> GIVEN INFORMATION
● ● ● ●
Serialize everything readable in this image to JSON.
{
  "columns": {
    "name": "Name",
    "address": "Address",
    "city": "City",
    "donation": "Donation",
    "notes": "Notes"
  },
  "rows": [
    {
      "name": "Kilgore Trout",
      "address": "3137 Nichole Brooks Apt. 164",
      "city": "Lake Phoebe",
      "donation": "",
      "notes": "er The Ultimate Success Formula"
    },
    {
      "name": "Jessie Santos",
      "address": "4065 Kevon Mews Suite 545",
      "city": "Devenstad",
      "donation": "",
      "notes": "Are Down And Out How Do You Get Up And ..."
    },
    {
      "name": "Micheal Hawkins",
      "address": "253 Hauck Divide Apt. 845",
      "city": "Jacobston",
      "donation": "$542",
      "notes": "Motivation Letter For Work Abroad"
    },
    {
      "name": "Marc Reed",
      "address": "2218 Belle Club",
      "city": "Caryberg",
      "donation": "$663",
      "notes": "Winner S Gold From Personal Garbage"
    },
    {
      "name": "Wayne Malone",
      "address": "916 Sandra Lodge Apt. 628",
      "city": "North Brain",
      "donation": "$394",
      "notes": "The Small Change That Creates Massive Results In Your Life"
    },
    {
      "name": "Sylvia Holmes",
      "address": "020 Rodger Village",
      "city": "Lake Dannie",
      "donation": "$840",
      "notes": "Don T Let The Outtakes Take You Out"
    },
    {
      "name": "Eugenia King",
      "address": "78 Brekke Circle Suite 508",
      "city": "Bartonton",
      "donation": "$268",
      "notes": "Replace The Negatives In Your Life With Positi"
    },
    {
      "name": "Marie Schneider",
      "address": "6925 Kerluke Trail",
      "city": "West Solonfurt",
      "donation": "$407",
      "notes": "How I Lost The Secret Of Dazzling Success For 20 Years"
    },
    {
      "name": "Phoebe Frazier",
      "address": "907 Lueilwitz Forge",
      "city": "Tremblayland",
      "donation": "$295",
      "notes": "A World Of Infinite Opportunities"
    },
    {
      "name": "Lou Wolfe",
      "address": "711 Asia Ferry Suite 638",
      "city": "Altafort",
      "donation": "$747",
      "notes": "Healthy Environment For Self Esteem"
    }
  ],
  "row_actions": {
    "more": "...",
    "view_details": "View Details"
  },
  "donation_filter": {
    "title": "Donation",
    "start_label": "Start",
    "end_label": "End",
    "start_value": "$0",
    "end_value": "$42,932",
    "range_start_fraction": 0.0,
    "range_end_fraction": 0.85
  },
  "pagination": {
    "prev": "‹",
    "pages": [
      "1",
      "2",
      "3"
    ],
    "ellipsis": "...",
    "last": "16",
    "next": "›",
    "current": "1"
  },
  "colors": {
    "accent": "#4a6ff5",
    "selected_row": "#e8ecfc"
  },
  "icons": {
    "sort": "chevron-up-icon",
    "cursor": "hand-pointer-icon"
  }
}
● ● ● ●
> STATED GOAL
In the entries above, count each line holding "Phoebe" and report the total and nothing more.

> REPLY
2